**Data listing**
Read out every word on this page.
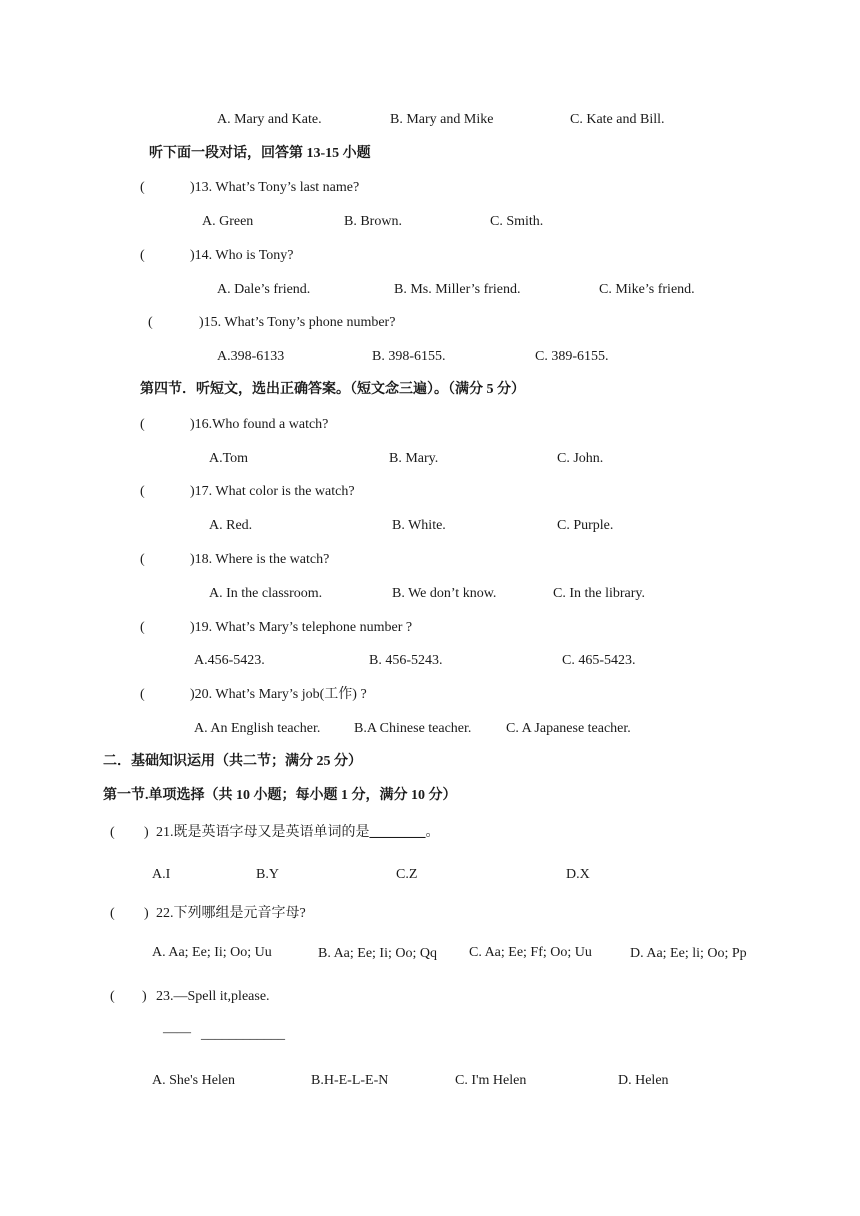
A. Mary and Kate.	B. Mary and Mike	C. Kate and Bill.
听下面一段对话，回答第 13-15 小题
(	)13. What’s Tony’s last name?
A. Green	B. Brown.	C. Smith.
(	)14. Who is Tony?
A. Dale’s friend.	B. Ms. Miller’s friend.	C. Mike’s friend.
(	)15. What’s Tony’s phone number?
A.398-6133	B. 398-6155.	C. 389-6155.
第四节．听短文，选出正确答案。（短文念三遍）。（满分 5 分）
(	)16.Who found a watch?
A.Tom	B. Mary.	C. John.
(	)17. What color is the watch?
A. Red.	B. White.	C. Purple.
(	)18. Where is the watch?
A. In the classroom.	B. We don’t know.	C. In the library.
(	)19. What’s Mary’s telephone number ?
A.456-5423.	B. 456-5243.	C. 465-5423.
(	)20. What’s Mary’s job(工作) ?
A. An English teacher. B.A Chinese teacher. C. A Japanese teacher.
二．基础知识运用（共二节；满分 25 分）
第一节.单项选择（共 10 小题；每小题 1 分，满分 10 分）
( ) 21.既是英语字母又是英语单词的是________。
A.I	B.Y	C.Z	D.X
( ) 22.下列哪组是元音字母?
A. Aa; Ee; Ii; Oo; Uu	B. Aa; Ee; Ii; Oo; Qq C. Aa; Ee; Ff; Oo; Uu	D. Aa; Ee; li; Oo; Pp
( ) 23.—Spell it,please.
—— ____________
A. She's Helen	B.H-E-L-E-N	C. I'm Helen	D. Helen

**Work to be completed**
Pick out each line containing "Mary" and report it.

**The answer**
A. Mary and Kate.	B. Mary and Mike	C. Kate and Bill.
A.Tom	B. Mary.	C. John.
(	)19. What’s Mary’s telephone number ?
(	)20. What’s Mary’s job(工作) ?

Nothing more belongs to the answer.